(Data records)
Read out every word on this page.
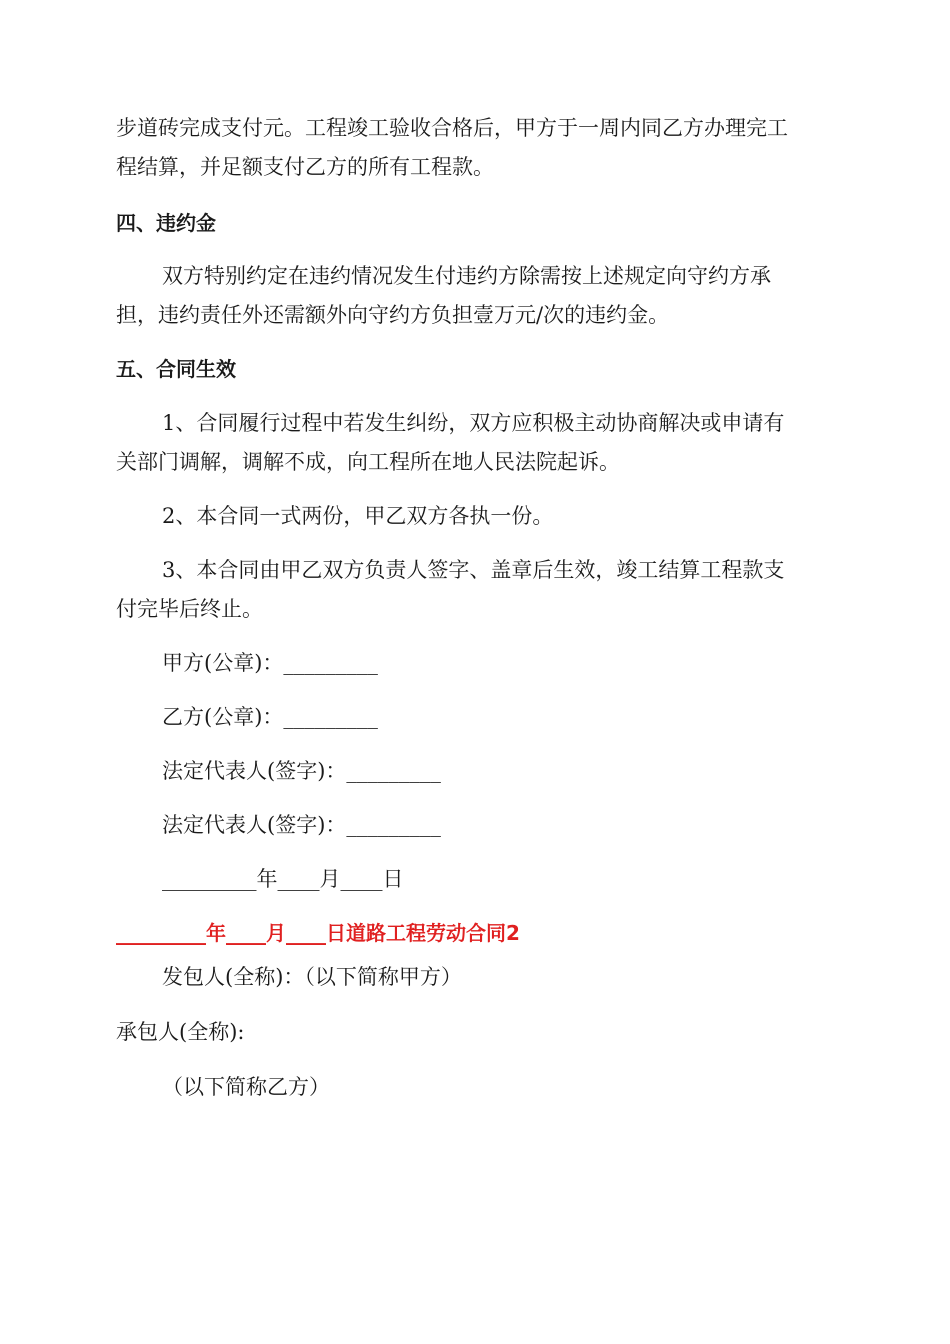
步道砖完成支付元。工程竣工验收合格后，甲方于一周内同乙方办理完工
程结算，并足额支付乙方的所有工程款。
四、违约金
双方特别约定在违约情况发生付违约方除需按上述规定向守约方承
担，违约责任外还需额外向守约方负担壹万元/次的违约金。
五、合同生效
1、合同履行过程中若发生纠纷，双方应积极主动协商解决或申请有
关部门调解，调解不成，向工程所在地人民法院起诉。
2、本合同一式两份，甲乙双方各执一份。
3、本合同由甲乙双方负责人签字、盖章后生效，竣工结算工程款支
付完毕后终止。
甲方(公章)：_________
乙方(公章)：_________
法定代表人(签字)：_________
法定代表人(签字)：_________
_________年____月____日
_________年____月____日道路工程劳动合同2
发包人(全称)：（以下简称甲方）
承包人(全称):
（以下简称乙方）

- _Problem to work on_
Omit the pictures, then quote the rest of the material above exactly.

- _The result_
Read out every word on this page.
步道砖完成支付元。工程竣工验收合格后，甲方于一周内同乙方办理完工
程结算，并足额支付乙方的所有工程款。
四、违约金
双方特别约定在违约情况发生付违约方除需按上述规定向守约方承
担，违约责任外还需额外向守约方负担壹万元/次的违约金。
五、合同生效
1、合同履行过程中若发生纠纷，双方应积极主动协商解决或申请有
关部门调解，调解不成，向工程所在地人民法院起诉。
2、本合同一式两份，甲乙双方各执一份。
3、本合同由甲乙双方负责人签字、盖章后生效，竣工结算工程款支
付完毕后终止。
甲方(公章)：_________
乙方(公章)：_________
法定代表人(签字)：_________
法定代表人(签字)：_________
_________年____月____日
_________年____月____日道路工程劳动合同2
发包人(全称)：（以下简称甲方）
承包人(全称):
（以下简称乙方）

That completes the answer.